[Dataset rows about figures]
━━━━━━━━━━━━━━━━
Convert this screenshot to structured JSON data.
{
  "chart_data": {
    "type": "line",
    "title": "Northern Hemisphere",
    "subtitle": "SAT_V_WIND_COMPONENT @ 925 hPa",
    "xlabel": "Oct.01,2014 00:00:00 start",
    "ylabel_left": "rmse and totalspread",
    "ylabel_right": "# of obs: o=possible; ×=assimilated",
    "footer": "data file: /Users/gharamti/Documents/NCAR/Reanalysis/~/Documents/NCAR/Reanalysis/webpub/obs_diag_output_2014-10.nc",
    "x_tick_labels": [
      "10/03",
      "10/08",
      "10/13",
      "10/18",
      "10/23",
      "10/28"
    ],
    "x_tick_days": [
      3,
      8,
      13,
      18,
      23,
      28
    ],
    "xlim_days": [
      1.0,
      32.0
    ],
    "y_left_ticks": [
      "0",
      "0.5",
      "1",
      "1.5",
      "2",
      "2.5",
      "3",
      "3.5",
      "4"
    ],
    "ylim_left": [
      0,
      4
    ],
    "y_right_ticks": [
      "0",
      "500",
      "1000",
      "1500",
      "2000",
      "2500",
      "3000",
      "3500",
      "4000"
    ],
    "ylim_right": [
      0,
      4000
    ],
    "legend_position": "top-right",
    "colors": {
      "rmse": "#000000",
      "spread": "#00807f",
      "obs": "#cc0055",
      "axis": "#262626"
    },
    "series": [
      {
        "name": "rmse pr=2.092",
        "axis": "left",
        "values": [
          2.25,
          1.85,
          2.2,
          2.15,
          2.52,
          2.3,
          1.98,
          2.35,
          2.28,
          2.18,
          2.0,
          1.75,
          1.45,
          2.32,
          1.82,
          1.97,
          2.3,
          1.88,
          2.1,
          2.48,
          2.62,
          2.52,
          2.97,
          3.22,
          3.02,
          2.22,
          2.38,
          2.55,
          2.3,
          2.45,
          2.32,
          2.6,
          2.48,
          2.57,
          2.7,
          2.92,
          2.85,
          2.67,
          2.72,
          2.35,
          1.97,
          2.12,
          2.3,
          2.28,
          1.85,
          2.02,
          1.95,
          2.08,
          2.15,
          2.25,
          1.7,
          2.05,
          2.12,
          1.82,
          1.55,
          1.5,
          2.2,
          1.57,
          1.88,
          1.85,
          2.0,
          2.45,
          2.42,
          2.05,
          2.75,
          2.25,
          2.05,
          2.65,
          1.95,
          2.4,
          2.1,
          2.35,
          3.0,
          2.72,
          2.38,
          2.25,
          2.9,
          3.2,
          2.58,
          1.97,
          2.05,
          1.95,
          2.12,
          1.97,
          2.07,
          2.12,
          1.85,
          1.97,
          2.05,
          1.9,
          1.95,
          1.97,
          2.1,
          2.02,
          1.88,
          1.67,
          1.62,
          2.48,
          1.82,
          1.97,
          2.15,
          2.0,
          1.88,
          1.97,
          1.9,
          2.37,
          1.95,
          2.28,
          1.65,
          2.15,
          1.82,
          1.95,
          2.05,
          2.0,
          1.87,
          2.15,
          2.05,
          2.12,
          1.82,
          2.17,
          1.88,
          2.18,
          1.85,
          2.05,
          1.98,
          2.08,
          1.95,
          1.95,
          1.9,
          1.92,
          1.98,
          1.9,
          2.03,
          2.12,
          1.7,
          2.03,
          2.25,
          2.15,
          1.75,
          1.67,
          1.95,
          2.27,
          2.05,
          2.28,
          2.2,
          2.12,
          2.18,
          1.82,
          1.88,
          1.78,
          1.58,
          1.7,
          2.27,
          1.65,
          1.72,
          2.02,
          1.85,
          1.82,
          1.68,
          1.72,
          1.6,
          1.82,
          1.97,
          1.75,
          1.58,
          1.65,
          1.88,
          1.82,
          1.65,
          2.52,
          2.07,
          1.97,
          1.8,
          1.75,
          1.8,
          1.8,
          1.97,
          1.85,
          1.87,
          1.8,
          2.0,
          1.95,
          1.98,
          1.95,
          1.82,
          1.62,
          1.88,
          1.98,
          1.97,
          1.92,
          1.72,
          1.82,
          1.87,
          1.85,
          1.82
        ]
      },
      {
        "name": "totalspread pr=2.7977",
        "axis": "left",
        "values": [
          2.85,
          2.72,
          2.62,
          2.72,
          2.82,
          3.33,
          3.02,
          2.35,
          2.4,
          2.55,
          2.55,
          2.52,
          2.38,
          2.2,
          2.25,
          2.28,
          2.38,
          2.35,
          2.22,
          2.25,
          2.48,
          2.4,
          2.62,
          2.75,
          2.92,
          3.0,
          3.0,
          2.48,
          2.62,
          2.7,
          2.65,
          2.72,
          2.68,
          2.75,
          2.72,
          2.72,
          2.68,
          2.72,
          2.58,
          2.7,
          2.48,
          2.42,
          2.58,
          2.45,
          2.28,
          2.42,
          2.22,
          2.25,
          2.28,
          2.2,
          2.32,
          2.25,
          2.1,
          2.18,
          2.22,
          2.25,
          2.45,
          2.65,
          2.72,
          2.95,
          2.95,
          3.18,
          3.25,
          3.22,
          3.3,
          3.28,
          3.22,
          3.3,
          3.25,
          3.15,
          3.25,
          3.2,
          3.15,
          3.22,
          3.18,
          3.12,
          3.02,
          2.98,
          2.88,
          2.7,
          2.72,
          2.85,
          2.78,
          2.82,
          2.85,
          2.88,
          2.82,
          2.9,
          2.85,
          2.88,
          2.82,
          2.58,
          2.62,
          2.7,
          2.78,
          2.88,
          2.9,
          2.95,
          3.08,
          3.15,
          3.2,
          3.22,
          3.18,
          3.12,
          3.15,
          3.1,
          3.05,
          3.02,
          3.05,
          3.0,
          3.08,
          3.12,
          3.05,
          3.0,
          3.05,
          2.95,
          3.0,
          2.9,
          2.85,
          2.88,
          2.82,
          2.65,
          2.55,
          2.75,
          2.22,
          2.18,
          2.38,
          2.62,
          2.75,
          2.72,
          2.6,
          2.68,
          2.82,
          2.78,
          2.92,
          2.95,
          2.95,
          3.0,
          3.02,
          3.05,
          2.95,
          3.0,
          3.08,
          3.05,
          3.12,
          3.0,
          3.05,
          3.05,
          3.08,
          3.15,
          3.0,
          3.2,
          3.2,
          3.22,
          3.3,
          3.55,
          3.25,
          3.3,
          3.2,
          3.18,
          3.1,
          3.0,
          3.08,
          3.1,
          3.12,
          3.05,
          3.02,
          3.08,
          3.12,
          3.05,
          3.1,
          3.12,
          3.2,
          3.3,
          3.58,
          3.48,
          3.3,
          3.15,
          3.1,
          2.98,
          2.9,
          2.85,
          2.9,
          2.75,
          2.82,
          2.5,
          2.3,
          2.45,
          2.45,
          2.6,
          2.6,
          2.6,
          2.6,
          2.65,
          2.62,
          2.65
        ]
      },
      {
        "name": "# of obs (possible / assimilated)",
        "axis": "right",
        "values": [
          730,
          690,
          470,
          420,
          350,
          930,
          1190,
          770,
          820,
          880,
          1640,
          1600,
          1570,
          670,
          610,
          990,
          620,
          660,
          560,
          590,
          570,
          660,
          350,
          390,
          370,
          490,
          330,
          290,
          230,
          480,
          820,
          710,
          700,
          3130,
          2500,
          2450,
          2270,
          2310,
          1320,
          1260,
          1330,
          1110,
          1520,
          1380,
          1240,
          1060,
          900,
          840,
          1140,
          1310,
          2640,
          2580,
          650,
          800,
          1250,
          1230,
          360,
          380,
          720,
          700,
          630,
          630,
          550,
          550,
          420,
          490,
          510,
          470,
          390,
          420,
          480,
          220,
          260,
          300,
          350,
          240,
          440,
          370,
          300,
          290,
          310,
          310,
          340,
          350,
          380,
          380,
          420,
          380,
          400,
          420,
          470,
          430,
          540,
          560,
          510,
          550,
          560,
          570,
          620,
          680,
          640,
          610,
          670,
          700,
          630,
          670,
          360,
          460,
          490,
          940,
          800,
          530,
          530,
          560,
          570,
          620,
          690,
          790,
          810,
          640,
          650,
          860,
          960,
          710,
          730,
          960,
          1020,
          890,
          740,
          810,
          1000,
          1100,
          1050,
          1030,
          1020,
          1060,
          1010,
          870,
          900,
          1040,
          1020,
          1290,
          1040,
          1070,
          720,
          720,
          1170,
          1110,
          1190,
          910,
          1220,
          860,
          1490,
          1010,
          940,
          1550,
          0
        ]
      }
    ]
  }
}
━━━━━━━━━━━━━━━━
▸ Written exercise
Gather all lines from the records above in which "name" appears.

▸ Exercise solution
        "name": "rmse pr=2.092",
        "name": "totalspread pr=2.7977",
        "name": "# of obs (possible / assimilated)",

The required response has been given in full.